**** RECORD SET
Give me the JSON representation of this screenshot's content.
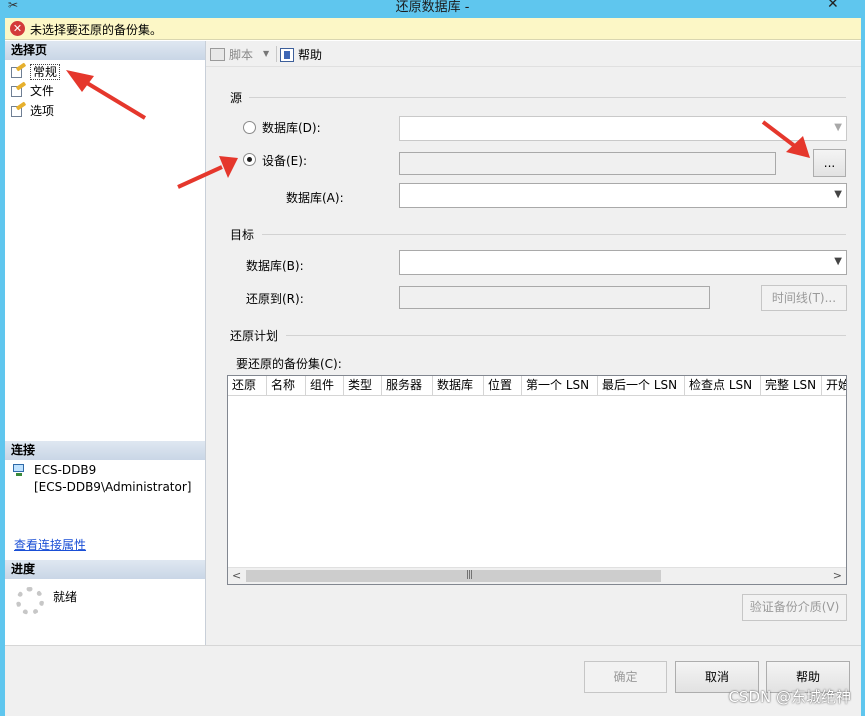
{
  "window": {
    "title": "还原数据库 -",
    "close_glyph": "✕"
  },
  "error_banner": {
    "message": "未选择要还原的备份集。"
  },
  "left_pane": {
    "select_page_header": "选择页",
    "pages": [
      {
        "label": "常规"
      },
      {
        "label": "文件"
      },
      {
        "label": "选项"
      }
    ],
    "connection_header": "连接",
    "server_name": "ECS-DDB9",
    "server_user": "[ECS-DDB9\\Administrator]",
    "view_connection_link": "查看连接属性",
    "progress_header": "进度",
    "progress_status": "就绪"
  },
  "toolbar": {
    "script_label": "脚本",
    "help_label": "帮助"
  },
  "source": {
    "group_label": "源",
    "database_radio_label": "数据库(D):",
    "device_radio_label": "设备(E):",
    "browse_button_label": "...",
    "device_database_label": "数据库(A):",
    "device_value": "",
    "database_value": "",
    "device_database_value": ""
  },
  "target": {
    "group_label": "目标",
    "database_label": "数据库(B):",
    "restore_to_label": "还原到(R):",
    "timeline_button_label": "时间线(T)...",
    "database_value": "",
    "restore_to_value": ""
  },
  "restore_plan": {
    "group_label": "还原计划",
    "backup_sets_label": "要还原的备份集(C):",
    "columns": [
      "还原",
      "名称",
      "组件",
      "类型",
      "服务器",
      "数据库",
      "位置",
      "第一个 LSN",
      "最后一个 LSN",
      "检查点 LSN",
      "完整 LSN",
      "开始"
    ],
    "verify_button_label": "验证备份介质(V)"
  },
  "buttons": {
    "ok": "确定",
    "cancel": "取消",
    "help": "帮助"
  },
  "watermark": "CSDN @东城绝神",
  "colors": {
    "title_bar": "#5fc6ee",
    "error_banner_bg": "#fcf7c6",
    "error_icon": "#d33a3a",
    "link": "#1a4fd6",
    "annotation_arrow": "#e5372c"
  }
}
********
SET PROBLEM → The records above need to be restated word for word, with the pictures left out.

EXERCISE SOLUTION →
Give me the JSON representation of this screenshot's content.
{
  "window": {
    "title": "还原数据库 -",
    "close_glyph": "✕"
  },
  "error_banner": {
    "message": "未选择要还原的备份集。"
  },
  "left_pane": {
    "select_page_header": "选择页",
    "pages": [
      {
        "label": "常规"
      },
      {
        "label": "文件"
      },
      {
        "label": "选项"
      }
    ],
    "connection_header": "连接",
    "server_name": "ECS-DDB9",
    "server_user": "[ECS-DDB9\\Administrator]",
    "view_connection_link": "查看连接属性",
    "progress_header": "进度",
    "progress_status": "就绪"
  },
  "toolbar": {
    "script_label": "脚本",
    "help_label": "帮助"
  },
  "source": {
    "group_label": "源",
    "database_radio_label": "数据库(D):",
    "device_radio_label": "设备(E):",
    "browse_button_label": "...",
    "device_database_label": "数据库(A):",
    "device_value": "",
    "database_value": "",
    "device_database_value": ""
  },
  "target": {
    "group_label": "目标",
    "database_label": "数据库(B):",
    "restore_to_label": "还原到(R):",
    "timeline_button_label": "时间线(T)...",
    "database_value": "",
    "restore_to_value": ""
  },
  "restore_plan": {
    "group_label": "还原计划",
    "backup_sets_label": "要还原的备份集(C):",
    "columns": [
      "还原",
      "名称",
      "组件",
      "类型",
      "服务器",
      "数据库",
      "位置",
      "第一个 LSN",
      "最后一个 LSN",
      "检查点 LSN",
      "完整 LSN",
      "开始"
    ],
    "verify_button_label": "验证备份介质(V)"
  },
  "buttons": {
    "ok": "确定",
    "cancel": "取消",
    "help": "帮助"
  },
  "watermark": "CSDN @东城绝神",
  "colors": {
    "title_bar": "#5fc6ee",
    "error_banner_bg": "#fcf7c6",
    "error_icon": "#d33a3a",
    "link": "#1a4fd6",
    "annotation_arrow": "#e5372c"
  }
}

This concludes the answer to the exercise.